- _Task to carry out_: Every line of the listing must be reproduced as it stands. Leave the images behind.

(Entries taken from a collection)
┄┄┄┄┄┄┄┄┄┄

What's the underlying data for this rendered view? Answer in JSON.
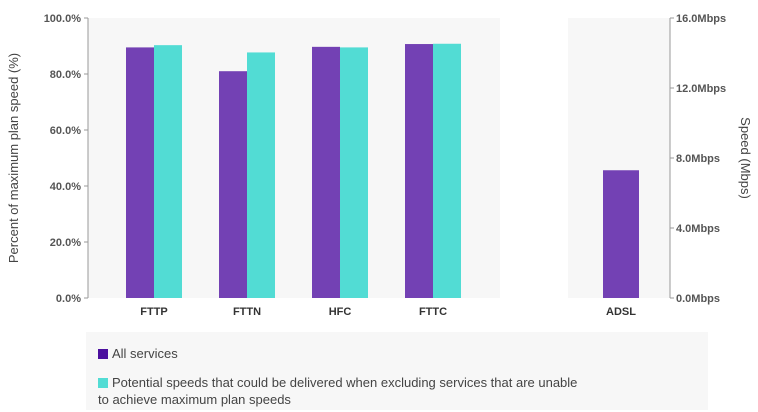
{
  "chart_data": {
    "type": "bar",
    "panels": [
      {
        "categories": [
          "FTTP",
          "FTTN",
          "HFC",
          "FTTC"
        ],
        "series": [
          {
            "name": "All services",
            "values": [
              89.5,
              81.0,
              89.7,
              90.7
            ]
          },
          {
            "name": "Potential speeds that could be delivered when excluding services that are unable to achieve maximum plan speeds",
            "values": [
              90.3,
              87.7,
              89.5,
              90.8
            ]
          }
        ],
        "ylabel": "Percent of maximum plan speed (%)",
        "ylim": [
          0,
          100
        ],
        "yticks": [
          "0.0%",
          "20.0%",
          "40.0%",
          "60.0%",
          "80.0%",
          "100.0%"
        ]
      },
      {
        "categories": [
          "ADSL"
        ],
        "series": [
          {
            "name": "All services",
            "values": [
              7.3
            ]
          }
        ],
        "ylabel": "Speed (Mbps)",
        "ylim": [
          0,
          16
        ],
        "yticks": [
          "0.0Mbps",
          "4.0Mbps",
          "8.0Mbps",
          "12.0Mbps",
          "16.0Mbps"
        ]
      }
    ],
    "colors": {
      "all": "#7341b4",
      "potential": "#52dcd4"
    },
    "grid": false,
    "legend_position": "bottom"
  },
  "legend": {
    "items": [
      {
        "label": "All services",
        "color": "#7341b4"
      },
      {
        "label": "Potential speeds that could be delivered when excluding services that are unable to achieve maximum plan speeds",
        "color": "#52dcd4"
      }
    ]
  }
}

┄┄┄┄┄┄┄┄┄┄

- _Problem solution_:
What's the underlying data for this rendered view? Answer in JSON.
{
  "chart_data": {
    "type": "bar",
    "panels": [
      {
        "categories": [
          "FTTP",
          "FTTN",
          "HFC",
          "FTTC"
        ],
        "series": [
          {
            "name": "All services",
            "values": [
              89.5,
              81.0,
              89.7,
              90.7
            ]
          },
          {
            "name": "Potential speeds that could be delivered when excluding services that are unable to achieve maximum plan speeds",
            "values": [
              90.3,
              87.7,
              89.5,
              90.8
            ]
          }
        ],
        "ylabel": "Percent of maximum plan speed (%)",
        "ylim": [
          0,
          100
        ],
        "yticks": [
          "0.0%",
          "20.0%",
          "40.0%",
          "60.0%",
          "80.0%",
          "100.0%"
        ]
      },
      {
        "categories": [
          "ADSL"
        ],
        "series": [
          {
            "name": "All services",
            "values": [
              7.3
            ]
          }
        ],
        "ylabel": "Speed (Mbps)",
        "ylim": [
          0,
          16
        ],
        "yticks": [
          "0.0Mbps",
          "4.0Mbps",
          "8.0Mbps",
          "12.0Mbps",
          "16.0Mbps"
        ]
      }
    ],
    "colors": {
      "all": "#7341b4",
      "potential": "#52dcd4"
    },
    "grid": false,
    "legend_position": "bottom"
  },
  "legend": {
    "items": [
      {
        "label": "All services",
        "color": "#7341b4"
      },
      {
        "label": "Potential speeds that could be delivered when excluding services that are unable to achieve maximum plan speeds",
        "color": "#52dcd4"
      }
    ]
  }
}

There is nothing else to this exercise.